• **TASK TO CARRY OUT**
Retype each entry below, keeping every character the same.

**** TASK DATA ****

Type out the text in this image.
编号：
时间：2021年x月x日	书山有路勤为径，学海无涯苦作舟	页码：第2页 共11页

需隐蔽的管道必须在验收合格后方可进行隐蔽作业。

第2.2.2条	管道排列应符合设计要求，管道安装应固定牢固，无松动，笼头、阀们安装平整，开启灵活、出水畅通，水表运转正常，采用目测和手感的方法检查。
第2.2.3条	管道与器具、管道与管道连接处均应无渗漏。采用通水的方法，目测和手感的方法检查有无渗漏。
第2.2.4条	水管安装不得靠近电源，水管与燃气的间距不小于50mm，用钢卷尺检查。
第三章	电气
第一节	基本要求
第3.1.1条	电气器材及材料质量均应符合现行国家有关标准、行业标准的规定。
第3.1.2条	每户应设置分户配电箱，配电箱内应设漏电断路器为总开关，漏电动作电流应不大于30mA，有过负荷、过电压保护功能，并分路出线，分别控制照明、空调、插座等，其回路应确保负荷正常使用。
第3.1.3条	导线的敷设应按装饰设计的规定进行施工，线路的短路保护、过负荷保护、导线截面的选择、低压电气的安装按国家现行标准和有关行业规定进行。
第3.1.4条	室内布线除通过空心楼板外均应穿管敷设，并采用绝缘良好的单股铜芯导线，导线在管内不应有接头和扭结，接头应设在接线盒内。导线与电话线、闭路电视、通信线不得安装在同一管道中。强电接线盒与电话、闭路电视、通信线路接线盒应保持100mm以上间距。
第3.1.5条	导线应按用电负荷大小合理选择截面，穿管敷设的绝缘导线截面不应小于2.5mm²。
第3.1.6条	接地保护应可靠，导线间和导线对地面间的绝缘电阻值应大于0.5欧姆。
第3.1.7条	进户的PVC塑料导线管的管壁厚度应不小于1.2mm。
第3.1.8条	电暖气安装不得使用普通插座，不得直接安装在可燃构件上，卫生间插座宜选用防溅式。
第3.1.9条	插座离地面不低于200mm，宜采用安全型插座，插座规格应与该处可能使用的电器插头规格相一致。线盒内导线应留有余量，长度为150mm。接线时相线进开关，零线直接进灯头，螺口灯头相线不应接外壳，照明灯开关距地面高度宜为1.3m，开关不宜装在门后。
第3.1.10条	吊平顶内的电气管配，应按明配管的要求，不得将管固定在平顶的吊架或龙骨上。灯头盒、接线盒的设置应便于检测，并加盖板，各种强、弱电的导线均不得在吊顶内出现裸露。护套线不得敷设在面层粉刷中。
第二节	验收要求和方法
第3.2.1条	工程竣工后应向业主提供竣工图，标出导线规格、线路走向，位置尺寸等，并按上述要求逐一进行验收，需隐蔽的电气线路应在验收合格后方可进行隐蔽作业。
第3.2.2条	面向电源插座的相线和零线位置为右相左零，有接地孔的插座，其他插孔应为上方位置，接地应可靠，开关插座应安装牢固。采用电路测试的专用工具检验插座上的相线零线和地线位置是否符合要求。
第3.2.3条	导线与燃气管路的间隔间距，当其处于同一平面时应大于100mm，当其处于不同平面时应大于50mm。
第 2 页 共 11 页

****

• **THE RESPONSE**
Type out the text in this image.
编号：
时间：2021年x月x日	书山有路勤为径，学海无涯苦作舟	页码：第2页 共11页

需隐蔽的管道必须在验收合格后方可进行隐蔽作业。

第2.2.2条	管道排列应符合设计要求，管道安装应固定牢固，无松动，笼头、阀们安装平整，开启灵活、出水畅通，水表运转正常，采用目测和手感的方法检查。
第2.2.3条	管道与器具、管道与管道连接处均应无渗漏。采用通水的方法，目测和手感的方法检查有无渗漏。
第2.2.4条	水管安装不得靠近电源，水管与燃气的间距不小于50mm，用钢卷尺检查。
第三章	电气
第一节	基本要求
第3.1.1条	电气器材及材料质量均应符合现行国家有关标准、行业标准的规定。
第3.1.2条	每户应设置分户配电箱，配电箱内应设漏电断路器为总开关，漏电动作电流应不大于30mA，有过负荷、过电压保护功能，并分路出线，分别控制照明、空调、插座等，其回路应确保负荷正常使用。
第3.1.3条	导线的敷设应按装饰设计的规定进行施工，线路的短路保护、过负荷保护、导线截面的选择、低压电气的安装按国家现行标准和有关行业规定进行。
第3.1.4条	室内布线除通过空心楼板外均应穿管敷设，并采用绝缘良好的单股铜芯导线，导线在管内不应有接头和扭结，接头应设在接线盒内。导线与电话线、闭路电视、通信线不得安装在同一管道中。强电接线盒与电话、闭路电视、通信线路接线盒应保持100mm以上间距。
第3.1.5条	导线应按用电负荷大小合理选择截面，穿管敷设的绝缘导线截面不应小于2.5mm²。
第3.1.6条	接地保护应可靠，导线间和导线对地面间的绝缘电阻值应大于0.5欧姆。
第3.1.7条	进户的PVC塑料导线管的管壁厚度应不小于1.2mm。
第3.1.8条	电暖气安装不得使用普通插座，不得直接安装在可燃构件上，卫生间插座宜选用防溅式。
第3.1.9条	插座离地面不低于200mm，宜采用安全型插座，插座规格应与该处可能使用的电器插头规格相一致。线盒内导线应留有余量，长度为150mm。接线时相线进开关，零线直接进灯头，螺口灯头相线不应接外壳，照明灯开关距地面高度宜为1.3m，开关不宜装在门后。
第3.1.10条	吊平顶内的电气管配，应按明配管的要求，不得将管固定在平顶的吊架或龙骨上。灯头盒、接线盒的设置应便于检测，并加盖板，各种强、弱电的导线均不得在吊顶内出现裸露。护套线不得敷设在面层粉刷中。
第二节	验收要求和方法
第3.2.1条	工程竣工后应向业主提供竣工图，标出导线规格、线路走向，位置尺寸等，并按上述要求逐一进行验收，需隐蔽的电气线路应在验收合格后方可进行隐蔽作业。
第3.2.2条	面向电源插座的相线和零线位置为右相左零，有接地孔的插座，其他插孔应为上方位置，接地应可靠，开关插座应安装牢固。采用电路测试的专用工具检验插座上的相线零线和地线位置是否符合要求。
第3.2.3条	导线与燃气管路的间隔间距，当其处于同一平面时应大于100mm，当其处于不同平面时应大于50mm。
第 2 页 共 11 页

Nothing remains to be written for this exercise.